* [BRIEF] Give a count of the lines below that have the string "Land" in them, with no other words.
- - -
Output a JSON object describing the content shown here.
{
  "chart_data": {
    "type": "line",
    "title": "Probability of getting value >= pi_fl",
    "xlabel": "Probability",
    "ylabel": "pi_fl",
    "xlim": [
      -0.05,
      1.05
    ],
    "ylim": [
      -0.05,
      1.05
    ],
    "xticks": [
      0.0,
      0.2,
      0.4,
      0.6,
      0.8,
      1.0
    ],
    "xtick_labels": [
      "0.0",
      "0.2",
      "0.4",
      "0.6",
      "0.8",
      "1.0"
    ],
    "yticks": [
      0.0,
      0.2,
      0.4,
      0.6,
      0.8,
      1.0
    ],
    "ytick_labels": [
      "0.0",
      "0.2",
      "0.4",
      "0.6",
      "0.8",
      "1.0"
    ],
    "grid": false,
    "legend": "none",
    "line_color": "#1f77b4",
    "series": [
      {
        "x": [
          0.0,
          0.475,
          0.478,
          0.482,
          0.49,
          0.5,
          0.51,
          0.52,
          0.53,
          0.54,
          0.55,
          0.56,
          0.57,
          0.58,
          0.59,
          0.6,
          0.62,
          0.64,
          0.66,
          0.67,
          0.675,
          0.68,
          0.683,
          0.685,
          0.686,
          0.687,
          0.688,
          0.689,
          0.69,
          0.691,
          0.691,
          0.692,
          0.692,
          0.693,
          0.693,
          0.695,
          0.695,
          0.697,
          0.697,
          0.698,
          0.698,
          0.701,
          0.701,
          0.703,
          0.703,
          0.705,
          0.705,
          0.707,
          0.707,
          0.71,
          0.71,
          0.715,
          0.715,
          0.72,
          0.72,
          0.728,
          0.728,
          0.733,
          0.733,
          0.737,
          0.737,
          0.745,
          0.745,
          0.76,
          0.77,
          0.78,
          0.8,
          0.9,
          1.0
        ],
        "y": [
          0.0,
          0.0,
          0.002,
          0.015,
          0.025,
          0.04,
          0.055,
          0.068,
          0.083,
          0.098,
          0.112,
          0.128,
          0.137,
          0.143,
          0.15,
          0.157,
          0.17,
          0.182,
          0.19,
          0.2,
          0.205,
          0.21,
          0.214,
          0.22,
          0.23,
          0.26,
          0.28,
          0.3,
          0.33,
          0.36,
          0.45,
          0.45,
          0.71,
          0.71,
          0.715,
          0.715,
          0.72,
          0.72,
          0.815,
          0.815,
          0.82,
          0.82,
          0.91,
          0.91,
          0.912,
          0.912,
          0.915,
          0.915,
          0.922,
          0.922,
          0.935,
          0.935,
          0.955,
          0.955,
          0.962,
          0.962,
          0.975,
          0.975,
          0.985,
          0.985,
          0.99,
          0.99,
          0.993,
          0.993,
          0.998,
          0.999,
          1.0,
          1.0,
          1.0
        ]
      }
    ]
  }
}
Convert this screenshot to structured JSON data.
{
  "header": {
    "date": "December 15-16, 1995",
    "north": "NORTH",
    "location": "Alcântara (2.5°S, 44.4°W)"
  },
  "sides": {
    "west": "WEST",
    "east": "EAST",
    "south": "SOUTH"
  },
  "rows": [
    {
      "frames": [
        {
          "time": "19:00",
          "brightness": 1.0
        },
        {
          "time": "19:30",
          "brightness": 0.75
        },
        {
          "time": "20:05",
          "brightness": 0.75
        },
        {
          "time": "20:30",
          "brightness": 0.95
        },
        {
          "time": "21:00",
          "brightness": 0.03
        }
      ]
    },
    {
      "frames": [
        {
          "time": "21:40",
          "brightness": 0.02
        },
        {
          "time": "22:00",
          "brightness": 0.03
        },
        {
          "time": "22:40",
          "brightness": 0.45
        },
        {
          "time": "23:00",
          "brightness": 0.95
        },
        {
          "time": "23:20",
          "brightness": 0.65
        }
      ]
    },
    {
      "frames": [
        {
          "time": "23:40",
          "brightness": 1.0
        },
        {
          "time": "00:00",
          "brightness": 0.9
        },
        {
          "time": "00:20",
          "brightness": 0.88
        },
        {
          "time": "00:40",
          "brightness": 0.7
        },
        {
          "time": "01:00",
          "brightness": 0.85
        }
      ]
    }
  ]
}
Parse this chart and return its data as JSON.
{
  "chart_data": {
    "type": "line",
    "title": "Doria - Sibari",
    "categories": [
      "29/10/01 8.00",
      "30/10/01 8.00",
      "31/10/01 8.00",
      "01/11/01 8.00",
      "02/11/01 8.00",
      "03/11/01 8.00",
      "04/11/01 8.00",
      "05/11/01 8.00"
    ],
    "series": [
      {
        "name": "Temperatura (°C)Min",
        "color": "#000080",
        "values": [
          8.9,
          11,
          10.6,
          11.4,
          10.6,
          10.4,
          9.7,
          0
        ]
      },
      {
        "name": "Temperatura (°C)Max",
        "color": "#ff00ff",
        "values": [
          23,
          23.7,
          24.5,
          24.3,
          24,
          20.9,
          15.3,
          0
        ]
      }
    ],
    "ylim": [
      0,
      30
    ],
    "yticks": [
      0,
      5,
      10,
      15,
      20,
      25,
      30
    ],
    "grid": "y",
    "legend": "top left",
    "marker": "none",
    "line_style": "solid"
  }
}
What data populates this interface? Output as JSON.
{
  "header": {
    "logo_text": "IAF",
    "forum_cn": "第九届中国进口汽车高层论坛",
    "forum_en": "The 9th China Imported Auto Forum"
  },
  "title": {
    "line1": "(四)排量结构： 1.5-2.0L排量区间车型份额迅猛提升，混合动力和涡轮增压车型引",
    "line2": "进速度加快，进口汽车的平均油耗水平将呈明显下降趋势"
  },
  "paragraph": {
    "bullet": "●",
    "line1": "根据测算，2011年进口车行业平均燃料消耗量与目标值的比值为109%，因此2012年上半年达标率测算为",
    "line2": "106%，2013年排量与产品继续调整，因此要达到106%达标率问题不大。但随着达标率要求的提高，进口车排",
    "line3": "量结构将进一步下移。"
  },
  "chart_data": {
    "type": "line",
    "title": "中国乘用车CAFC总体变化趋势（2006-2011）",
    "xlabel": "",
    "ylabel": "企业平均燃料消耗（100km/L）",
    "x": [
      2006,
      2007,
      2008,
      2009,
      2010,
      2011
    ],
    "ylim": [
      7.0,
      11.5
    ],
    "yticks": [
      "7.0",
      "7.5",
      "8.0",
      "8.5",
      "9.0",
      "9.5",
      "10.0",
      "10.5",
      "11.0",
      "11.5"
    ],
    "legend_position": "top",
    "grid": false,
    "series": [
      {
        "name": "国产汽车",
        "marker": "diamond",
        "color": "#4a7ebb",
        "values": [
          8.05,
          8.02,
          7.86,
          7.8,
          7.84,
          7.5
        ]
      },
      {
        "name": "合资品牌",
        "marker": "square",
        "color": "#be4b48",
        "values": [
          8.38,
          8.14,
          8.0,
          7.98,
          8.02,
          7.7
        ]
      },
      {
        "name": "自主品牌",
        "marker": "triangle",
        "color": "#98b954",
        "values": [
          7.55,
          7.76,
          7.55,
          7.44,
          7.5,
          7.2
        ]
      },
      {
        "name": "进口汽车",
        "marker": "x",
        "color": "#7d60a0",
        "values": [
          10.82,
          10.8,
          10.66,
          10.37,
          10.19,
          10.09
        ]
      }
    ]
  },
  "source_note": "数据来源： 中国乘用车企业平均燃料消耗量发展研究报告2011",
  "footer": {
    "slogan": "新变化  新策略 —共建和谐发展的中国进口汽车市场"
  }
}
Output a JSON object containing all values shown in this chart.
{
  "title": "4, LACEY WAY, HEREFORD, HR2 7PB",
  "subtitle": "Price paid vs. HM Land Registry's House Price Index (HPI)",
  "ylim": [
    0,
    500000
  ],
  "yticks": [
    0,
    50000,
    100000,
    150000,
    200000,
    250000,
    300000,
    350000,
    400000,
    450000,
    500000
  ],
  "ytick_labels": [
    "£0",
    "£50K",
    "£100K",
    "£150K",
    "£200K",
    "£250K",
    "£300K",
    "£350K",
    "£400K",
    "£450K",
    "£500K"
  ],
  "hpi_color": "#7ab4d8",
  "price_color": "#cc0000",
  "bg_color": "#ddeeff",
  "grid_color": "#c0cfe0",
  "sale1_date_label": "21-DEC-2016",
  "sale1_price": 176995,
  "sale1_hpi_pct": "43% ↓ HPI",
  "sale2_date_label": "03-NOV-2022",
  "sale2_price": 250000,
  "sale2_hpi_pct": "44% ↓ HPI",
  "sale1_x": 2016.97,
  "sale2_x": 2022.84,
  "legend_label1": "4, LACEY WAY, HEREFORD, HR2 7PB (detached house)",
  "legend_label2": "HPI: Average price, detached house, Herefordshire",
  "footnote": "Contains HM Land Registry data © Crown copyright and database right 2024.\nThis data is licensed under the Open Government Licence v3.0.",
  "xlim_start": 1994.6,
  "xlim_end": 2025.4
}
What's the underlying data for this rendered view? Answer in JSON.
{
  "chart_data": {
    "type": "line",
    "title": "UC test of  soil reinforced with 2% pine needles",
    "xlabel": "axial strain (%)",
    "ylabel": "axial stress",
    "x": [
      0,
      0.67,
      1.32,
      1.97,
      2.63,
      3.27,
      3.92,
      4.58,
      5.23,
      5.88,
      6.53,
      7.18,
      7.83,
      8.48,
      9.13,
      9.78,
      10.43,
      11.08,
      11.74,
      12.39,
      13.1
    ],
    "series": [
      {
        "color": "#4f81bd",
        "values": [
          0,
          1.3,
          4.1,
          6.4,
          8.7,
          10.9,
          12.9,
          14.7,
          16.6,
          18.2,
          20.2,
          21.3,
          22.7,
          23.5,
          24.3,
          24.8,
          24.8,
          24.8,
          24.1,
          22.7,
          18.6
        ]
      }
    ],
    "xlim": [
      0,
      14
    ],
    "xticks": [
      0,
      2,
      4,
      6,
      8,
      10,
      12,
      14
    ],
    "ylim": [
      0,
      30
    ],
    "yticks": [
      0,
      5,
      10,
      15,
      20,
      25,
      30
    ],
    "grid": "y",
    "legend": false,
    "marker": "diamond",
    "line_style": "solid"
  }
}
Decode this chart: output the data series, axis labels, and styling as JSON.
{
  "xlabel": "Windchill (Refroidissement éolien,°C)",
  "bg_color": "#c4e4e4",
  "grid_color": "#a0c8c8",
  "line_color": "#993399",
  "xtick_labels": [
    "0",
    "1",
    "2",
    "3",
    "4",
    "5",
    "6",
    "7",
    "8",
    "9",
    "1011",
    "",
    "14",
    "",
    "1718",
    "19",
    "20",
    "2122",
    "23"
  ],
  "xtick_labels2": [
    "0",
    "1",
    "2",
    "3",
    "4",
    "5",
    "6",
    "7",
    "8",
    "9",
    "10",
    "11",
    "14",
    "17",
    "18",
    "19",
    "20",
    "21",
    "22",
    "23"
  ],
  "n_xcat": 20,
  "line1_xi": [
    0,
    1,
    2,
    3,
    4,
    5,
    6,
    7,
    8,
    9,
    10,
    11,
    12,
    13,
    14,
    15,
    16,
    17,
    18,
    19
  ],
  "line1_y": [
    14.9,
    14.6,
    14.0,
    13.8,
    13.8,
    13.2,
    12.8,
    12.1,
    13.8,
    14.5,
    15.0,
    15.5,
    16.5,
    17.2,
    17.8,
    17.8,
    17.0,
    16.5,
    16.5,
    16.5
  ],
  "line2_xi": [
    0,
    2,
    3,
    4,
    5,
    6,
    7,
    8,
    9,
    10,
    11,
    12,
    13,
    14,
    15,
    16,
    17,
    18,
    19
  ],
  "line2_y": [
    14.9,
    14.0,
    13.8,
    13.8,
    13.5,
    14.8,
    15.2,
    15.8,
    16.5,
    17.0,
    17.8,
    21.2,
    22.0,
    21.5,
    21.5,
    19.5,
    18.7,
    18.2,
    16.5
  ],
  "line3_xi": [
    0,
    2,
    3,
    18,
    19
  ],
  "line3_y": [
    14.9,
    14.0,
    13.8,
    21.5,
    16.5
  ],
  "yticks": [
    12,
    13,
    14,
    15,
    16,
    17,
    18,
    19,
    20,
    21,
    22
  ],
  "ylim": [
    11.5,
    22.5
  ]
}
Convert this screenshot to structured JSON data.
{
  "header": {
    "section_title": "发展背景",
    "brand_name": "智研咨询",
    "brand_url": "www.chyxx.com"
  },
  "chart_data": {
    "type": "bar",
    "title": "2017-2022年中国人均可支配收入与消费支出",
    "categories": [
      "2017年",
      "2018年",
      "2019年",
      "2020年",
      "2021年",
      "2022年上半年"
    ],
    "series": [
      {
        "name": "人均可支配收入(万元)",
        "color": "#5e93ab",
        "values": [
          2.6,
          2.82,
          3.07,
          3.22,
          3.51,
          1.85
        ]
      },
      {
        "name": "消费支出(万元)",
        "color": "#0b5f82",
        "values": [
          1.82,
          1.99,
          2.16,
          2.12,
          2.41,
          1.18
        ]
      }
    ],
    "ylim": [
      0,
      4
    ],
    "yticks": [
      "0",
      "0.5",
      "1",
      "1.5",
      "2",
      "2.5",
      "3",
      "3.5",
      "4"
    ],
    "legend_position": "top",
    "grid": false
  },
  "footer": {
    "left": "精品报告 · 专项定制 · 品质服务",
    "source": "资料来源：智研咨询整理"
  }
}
- - -
* [ANSWER TO THIS EXERCISE] 2